### Required work
Only a number is wanted: how many lines of the entries include the string "districts"?

### Extracted material
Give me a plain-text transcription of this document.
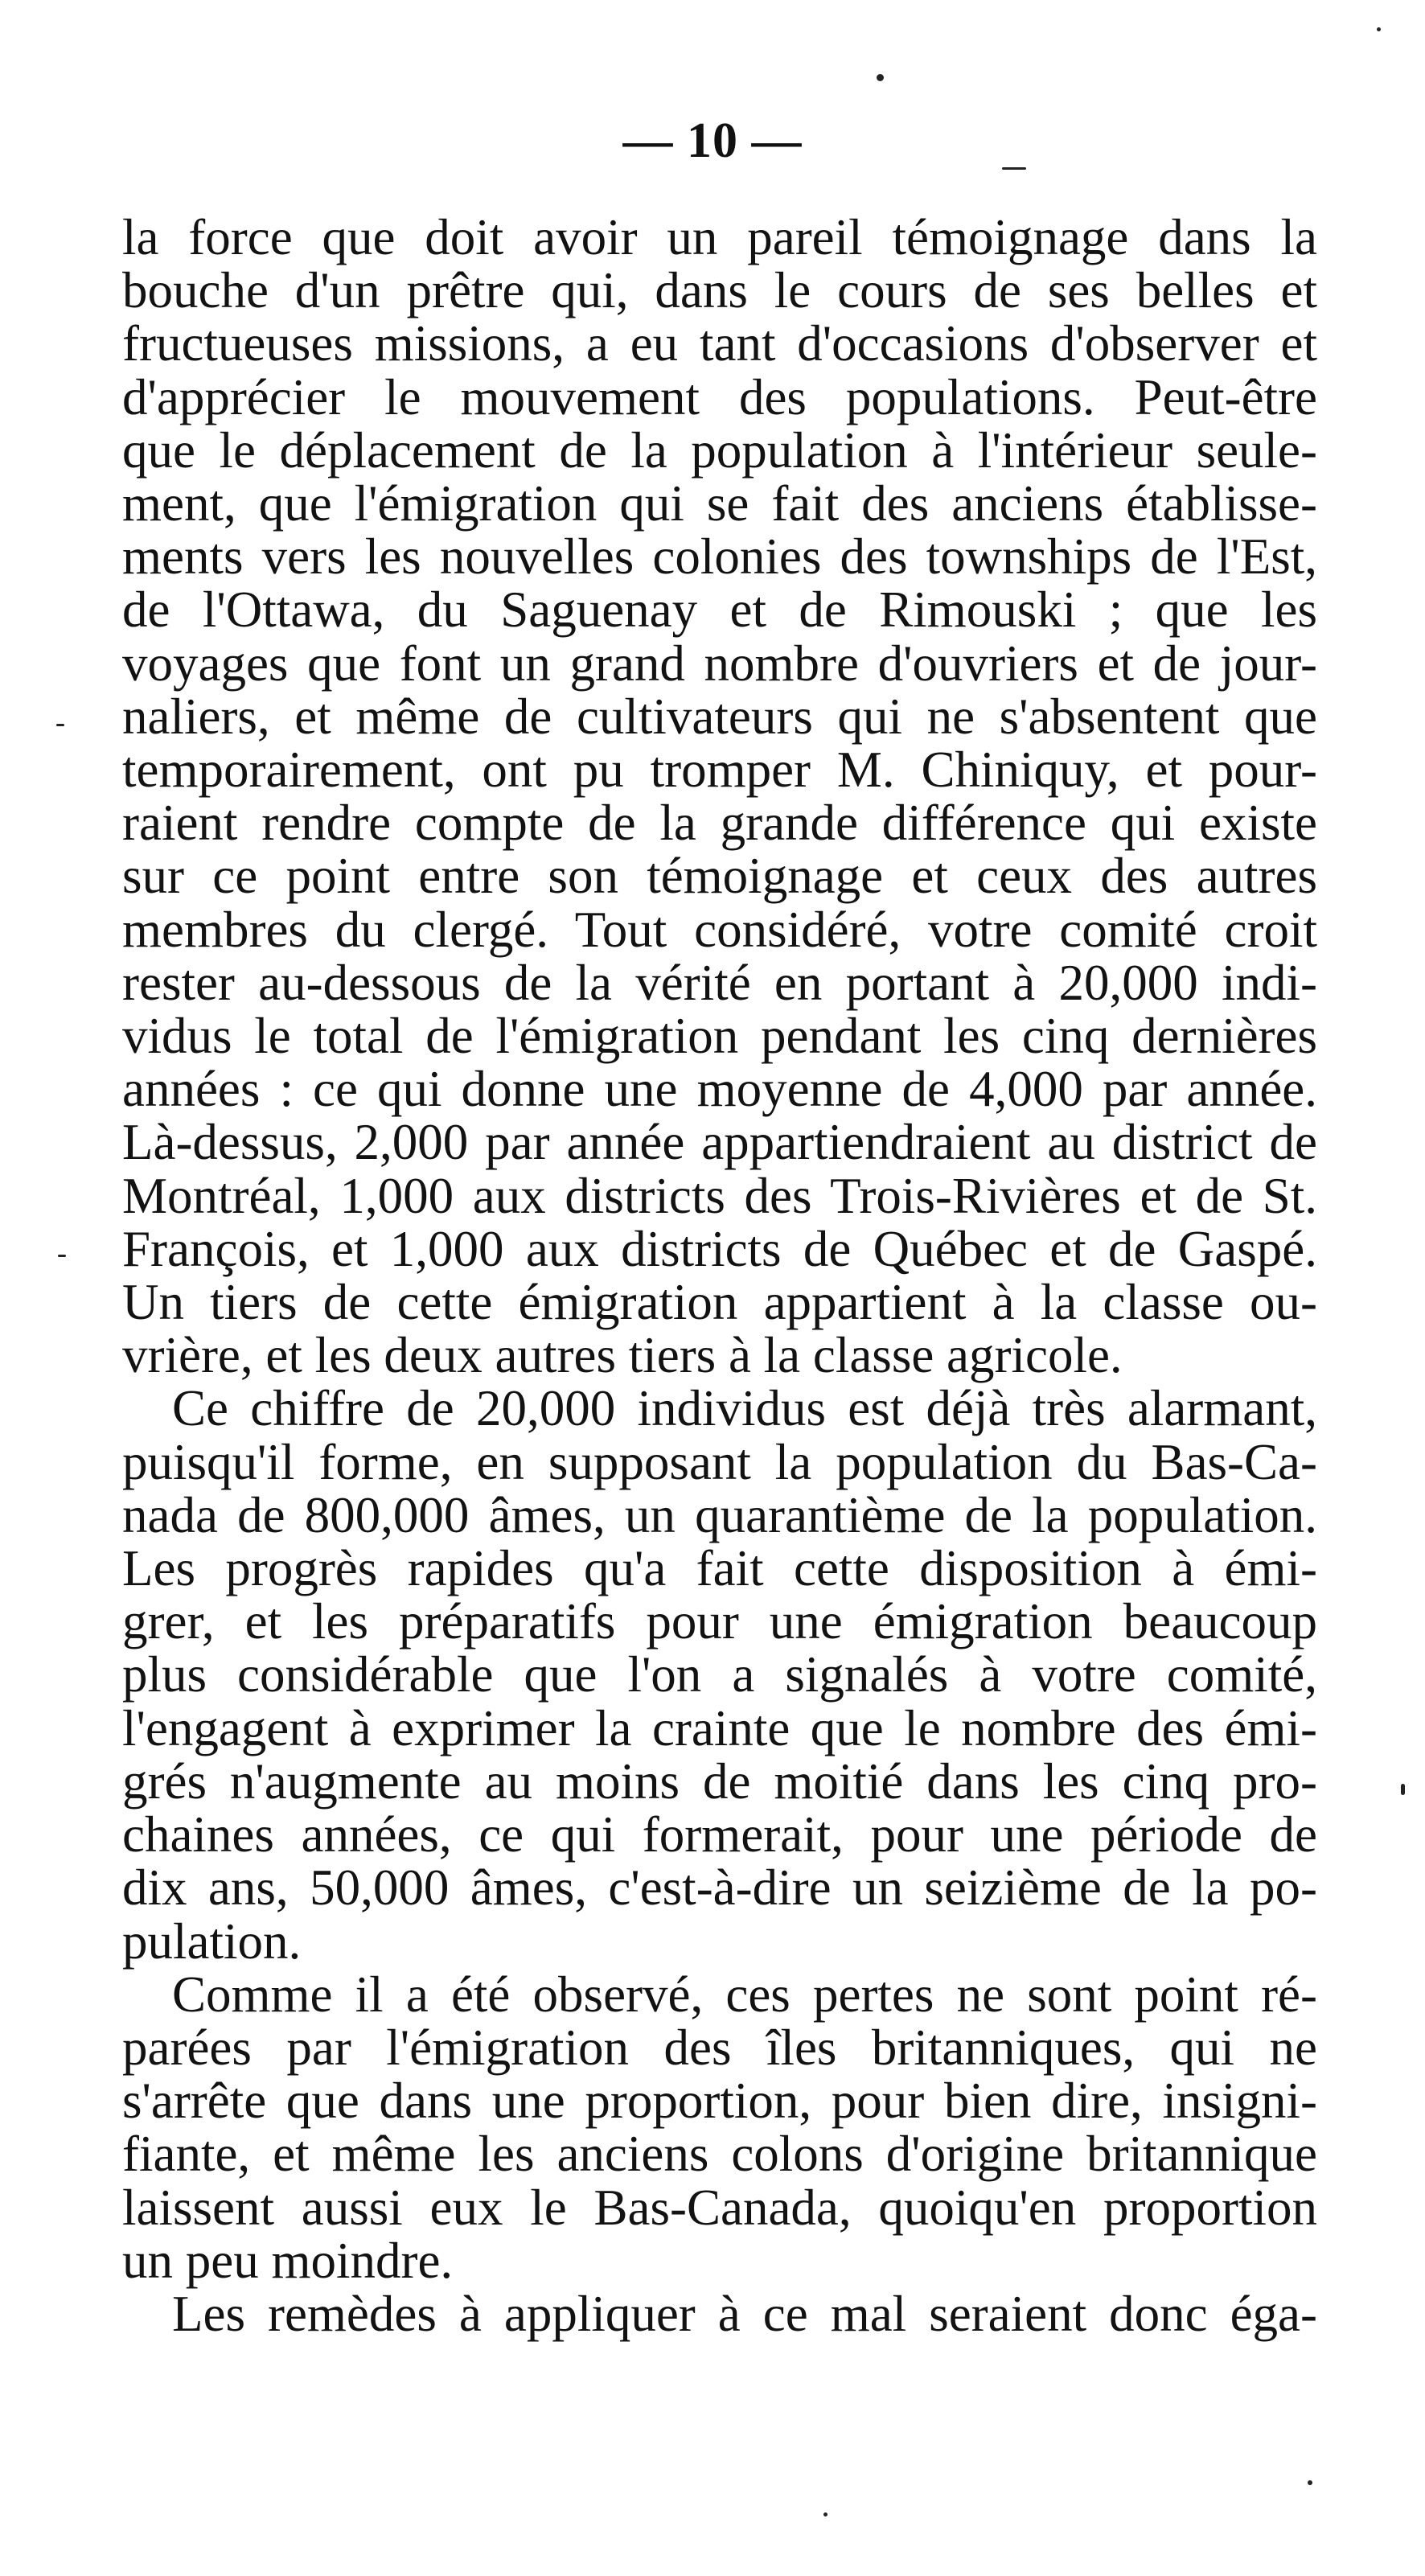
— 10 —
la force que doit avoir un pareil témoignage dans la
bouche d'un prêtre qui, dans le cours de ses belles et
fructueuses missions, a eu tant d'occasions d'observer et
d'apprécier le mouvement des populations. Peut-être
que le déplacement de la population à l'intérieur seule-
ment, que l'émigration qui se fait des anciens établisse-
ments vers les nouvelles colonies des townships de l'Est,
de l'Ottawa, du Saguenay et de Rimouski ; que les
voyages que font un grand nombre d'ouvriers et de jour-
naliers, et même de cultivateurs qui ne s'absentent que
temporairement, ont pu tromper M. Chiniquy, et pour-
raient rendre compte de la grande différence qui existe
sur ce point entre son témoignage et ceux des autres
membres du clergé. Tout considéré, votre comité croit
rester au-dessous de la vérité en portant à 20,000 indi-
vidus le total de l'émigration pendant les cinq dernières
années : ce qui donne une moyenne de 4,000 par année.
Là-dessus, 2,000 par année appartiendraient au district de
Montréal, 1,000 aux districts des Trois-Rivières et de St.
François, et 1,000 aux districts de Québec et de Gaspé.
Un tiers de cette émigration appartient à la classe ou-
vrière, et les deux autres tiers à la classe agricole.
Ce chiffre de 20,000 individus est déjà très alarmant,
puisqu'il forme, en supposant la population du Bas-Ca-
nada de 800,000 âmes, un quarantième de la population.
Les progrès rapides qu'a fait cette disposition à émi-
grer, et les préparatifs pour une émigration beaucoup
plus considérable que l'on a signalés à votre comité,
l'engagent à exprimer la crainte que le nombre des émi-
grés n'augmente au moins de moitié dans les cinq pro-
chaines années, ce qui formerait, pour une période de
dix ans, 50,000 âmes, c'est-à-dire un seizième de la po-
pulation.
Comme il a été observé, ces pertes ne sont point ré-
parées par l'émigration des îles britanniques, qui ne
s'arrête que dans une proportion, pour bien dire, insigni-
fiante, et même les anciens colons d'origine britannique
laissent aussi eux le Bas-Canada, quoiqu'en proportion
un peu moindre.
Les remèdes à appliquer à ce mal seraient donc éga-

### Solution to the problem
2